Records excerpted from a collection:
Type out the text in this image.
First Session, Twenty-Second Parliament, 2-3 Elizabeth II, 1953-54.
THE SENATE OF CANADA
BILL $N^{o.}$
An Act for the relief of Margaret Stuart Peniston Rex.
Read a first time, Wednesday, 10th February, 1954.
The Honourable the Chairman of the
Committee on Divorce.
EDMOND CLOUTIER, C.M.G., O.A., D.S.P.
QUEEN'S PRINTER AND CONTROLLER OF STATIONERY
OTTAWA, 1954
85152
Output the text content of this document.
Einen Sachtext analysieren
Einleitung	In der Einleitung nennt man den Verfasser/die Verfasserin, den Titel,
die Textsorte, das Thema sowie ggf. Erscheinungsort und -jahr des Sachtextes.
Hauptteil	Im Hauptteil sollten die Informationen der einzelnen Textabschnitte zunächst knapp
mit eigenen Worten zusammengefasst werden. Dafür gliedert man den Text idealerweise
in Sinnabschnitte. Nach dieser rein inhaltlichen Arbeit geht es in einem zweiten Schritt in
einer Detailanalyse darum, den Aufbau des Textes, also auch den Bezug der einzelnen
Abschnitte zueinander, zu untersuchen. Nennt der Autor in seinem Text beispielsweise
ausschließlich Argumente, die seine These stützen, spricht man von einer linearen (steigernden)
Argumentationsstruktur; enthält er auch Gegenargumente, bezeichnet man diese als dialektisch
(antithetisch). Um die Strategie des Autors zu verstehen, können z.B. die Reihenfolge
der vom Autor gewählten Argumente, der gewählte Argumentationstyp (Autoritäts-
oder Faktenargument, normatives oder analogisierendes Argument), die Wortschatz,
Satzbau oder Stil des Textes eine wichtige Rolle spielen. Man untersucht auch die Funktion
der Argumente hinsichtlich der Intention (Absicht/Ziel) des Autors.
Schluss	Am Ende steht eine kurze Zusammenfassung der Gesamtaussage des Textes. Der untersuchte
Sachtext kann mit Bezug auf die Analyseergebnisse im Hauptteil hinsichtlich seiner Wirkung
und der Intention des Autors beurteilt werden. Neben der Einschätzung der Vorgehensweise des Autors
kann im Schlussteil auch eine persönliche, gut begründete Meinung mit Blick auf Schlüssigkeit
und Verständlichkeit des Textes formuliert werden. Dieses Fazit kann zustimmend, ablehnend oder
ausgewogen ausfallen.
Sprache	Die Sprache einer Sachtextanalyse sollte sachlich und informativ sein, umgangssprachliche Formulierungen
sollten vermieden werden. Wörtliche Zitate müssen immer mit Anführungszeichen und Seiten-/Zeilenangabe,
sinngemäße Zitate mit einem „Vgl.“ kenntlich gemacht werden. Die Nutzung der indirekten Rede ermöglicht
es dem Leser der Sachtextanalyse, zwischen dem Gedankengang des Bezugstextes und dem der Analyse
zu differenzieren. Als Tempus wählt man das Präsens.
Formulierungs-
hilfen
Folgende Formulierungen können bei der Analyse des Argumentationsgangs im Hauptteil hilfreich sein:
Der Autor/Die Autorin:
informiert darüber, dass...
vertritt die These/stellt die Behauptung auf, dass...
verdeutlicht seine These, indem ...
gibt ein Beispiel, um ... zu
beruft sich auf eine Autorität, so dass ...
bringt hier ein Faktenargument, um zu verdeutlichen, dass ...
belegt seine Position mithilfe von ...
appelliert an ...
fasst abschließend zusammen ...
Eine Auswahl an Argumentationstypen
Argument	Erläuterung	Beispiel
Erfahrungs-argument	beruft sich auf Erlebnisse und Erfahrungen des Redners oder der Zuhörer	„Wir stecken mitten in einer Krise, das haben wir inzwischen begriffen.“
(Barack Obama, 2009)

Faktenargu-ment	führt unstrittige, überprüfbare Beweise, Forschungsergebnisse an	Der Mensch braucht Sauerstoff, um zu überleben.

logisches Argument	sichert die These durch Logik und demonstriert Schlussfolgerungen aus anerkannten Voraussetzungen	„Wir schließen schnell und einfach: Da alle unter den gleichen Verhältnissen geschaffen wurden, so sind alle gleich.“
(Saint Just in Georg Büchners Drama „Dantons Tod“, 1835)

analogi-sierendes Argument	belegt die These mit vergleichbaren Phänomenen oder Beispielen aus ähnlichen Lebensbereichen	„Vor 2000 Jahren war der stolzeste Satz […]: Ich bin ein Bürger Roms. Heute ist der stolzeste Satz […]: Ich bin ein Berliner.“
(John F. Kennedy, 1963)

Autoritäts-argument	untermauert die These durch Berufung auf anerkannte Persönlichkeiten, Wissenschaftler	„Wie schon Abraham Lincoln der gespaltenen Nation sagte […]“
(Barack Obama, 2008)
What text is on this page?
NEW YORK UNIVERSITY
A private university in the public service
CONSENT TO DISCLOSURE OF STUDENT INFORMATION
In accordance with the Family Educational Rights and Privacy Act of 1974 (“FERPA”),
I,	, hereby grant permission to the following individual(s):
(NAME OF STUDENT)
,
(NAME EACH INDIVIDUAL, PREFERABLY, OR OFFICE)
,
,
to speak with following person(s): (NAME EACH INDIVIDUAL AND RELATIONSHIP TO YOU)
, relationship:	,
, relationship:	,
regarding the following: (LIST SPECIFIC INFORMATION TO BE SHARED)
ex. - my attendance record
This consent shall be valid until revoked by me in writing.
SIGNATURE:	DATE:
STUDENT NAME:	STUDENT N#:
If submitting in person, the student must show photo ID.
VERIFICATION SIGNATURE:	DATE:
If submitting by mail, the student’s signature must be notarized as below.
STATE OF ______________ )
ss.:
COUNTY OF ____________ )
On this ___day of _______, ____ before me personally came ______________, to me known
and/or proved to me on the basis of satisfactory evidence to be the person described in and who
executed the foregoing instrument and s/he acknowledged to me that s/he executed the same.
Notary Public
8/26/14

WORK TO DO —
List the lines of the records where "belegt" occurs.

SOLUTION TO THE EXERCISE —
belegt seine Position mithilfe von ...
analogi-sierendes Argument	belegt die These mit vergleichbaren Phänomenen oder Beispielen aus ähnlichen Lebensbereichen	„Vor 2000 Jahren war der stolzeste Satz […]: Ich bin ein Bürger Roms. Heute ist der stolzeste Satz […]: Ich bin ein Berliner.“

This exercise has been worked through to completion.